BEGIN

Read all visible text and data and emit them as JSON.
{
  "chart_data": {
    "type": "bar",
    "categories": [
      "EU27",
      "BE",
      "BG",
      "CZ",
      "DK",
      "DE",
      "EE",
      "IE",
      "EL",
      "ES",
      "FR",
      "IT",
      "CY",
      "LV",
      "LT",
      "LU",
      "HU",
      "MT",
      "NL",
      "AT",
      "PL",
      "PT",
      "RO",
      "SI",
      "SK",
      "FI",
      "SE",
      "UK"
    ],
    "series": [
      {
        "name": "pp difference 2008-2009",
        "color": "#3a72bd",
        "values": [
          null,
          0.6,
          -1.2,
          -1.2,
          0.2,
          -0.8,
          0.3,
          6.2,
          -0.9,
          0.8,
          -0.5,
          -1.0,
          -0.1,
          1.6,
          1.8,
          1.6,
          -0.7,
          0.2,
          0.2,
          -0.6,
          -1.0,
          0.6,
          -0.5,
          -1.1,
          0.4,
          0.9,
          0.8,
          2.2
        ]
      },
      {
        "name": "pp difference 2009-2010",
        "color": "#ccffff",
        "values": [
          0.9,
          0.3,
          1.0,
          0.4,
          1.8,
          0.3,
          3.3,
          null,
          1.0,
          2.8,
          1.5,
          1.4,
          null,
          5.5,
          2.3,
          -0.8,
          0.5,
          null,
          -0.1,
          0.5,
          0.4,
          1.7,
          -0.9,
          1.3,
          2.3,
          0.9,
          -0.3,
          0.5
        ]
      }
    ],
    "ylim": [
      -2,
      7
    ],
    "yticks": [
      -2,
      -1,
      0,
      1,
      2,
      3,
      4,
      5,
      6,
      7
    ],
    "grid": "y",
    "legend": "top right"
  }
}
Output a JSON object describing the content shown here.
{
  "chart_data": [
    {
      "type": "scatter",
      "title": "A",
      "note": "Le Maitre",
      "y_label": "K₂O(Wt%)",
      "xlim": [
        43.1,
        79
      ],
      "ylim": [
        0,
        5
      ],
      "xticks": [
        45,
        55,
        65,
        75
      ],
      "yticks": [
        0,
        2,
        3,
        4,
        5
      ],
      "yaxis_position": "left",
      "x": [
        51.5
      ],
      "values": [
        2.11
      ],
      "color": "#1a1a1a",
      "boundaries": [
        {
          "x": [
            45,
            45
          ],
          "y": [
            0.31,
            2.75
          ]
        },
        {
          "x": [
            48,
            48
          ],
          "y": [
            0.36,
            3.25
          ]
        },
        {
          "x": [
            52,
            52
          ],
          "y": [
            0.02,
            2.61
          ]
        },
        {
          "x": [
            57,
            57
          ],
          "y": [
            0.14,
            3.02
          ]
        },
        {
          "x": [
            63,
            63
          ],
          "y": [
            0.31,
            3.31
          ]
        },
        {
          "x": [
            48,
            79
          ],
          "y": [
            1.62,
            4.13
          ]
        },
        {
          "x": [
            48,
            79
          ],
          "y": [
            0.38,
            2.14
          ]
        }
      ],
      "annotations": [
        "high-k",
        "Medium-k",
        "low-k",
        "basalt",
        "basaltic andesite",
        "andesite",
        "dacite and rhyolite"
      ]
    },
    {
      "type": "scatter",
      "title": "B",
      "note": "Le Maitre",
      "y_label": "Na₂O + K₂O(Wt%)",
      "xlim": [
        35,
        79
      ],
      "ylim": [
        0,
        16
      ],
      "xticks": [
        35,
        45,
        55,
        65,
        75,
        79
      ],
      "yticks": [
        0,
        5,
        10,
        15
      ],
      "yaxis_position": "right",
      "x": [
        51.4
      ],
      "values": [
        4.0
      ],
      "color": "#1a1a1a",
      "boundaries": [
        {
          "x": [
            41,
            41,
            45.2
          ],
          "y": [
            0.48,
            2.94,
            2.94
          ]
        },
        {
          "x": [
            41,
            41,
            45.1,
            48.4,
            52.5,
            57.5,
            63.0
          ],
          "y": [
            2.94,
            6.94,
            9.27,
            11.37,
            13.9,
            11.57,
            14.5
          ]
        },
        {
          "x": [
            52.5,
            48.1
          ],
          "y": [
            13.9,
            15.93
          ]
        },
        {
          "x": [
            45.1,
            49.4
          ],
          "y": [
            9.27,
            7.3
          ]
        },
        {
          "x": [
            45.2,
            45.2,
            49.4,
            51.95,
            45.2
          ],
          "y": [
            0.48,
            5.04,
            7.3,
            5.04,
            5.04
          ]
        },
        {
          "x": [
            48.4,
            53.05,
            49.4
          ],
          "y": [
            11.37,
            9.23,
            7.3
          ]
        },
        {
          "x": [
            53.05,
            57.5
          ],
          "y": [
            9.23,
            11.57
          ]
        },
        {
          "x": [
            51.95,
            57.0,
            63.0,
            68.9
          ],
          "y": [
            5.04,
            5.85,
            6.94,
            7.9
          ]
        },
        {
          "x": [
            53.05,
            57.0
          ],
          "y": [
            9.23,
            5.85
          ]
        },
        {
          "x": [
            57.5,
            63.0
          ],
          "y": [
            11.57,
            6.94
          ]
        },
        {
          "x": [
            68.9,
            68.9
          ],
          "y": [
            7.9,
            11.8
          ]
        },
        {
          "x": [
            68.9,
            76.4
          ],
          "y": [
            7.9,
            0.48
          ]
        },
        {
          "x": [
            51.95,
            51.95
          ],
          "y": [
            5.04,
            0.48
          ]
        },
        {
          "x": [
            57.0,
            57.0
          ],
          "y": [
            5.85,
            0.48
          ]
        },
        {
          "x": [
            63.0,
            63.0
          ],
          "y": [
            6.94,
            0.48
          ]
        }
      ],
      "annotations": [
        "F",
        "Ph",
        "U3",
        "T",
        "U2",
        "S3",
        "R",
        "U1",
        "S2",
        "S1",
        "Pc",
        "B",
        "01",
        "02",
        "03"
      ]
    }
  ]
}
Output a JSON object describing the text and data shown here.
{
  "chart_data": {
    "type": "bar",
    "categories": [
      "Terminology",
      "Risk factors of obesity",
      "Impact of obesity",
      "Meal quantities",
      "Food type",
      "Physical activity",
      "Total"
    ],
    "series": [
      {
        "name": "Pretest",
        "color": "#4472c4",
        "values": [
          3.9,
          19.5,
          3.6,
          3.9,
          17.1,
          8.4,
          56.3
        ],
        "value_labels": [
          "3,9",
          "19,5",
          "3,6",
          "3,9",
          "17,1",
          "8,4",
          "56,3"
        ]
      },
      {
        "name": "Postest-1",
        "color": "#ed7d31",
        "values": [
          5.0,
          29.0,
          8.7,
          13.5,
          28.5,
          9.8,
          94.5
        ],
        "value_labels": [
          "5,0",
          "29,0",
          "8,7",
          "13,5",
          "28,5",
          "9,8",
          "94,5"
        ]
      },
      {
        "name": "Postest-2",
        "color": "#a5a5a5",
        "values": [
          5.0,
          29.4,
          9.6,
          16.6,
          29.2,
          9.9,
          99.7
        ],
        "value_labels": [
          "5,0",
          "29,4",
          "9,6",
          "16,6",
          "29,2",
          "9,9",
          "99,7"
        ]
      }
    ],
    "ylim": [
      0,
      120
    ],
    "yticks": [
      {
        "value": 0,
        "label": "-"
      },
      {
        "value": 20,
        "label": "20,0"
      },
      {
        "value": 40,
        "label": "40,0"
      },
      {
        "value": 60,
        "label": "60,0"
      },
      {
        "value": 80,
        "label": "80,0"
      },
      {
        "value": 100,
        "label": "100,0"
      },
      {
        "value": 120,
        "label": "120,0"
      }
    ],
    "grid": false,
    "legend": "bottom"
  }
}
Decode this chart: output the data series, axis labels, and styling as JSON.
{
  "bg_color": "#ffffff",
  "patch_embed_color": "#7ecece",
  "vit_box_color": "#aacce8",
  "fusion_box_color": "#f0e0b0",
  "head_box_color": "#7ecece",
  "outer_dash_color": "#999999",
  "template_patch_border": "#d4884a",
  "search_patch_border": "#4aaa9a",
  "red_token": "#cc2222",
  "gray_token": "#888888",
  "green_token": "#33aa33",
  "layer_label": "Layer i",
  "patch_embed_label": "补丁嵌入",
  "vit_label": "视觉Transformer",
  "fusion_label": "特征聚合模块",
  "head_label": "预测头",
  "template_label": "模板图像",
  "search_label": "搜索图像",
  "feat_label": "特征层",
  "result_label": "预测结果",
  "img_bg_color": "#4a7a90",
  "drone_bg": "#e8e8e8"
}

END

List each line in the listing that contains the string "JSON".

Read all visible text and data and emit them as JSON.
Output a JSON object describing the content shown here.
Output a JSON object describing the text and data shown here.
Decode this chart: output the data series, axis labels, and styling as JSON.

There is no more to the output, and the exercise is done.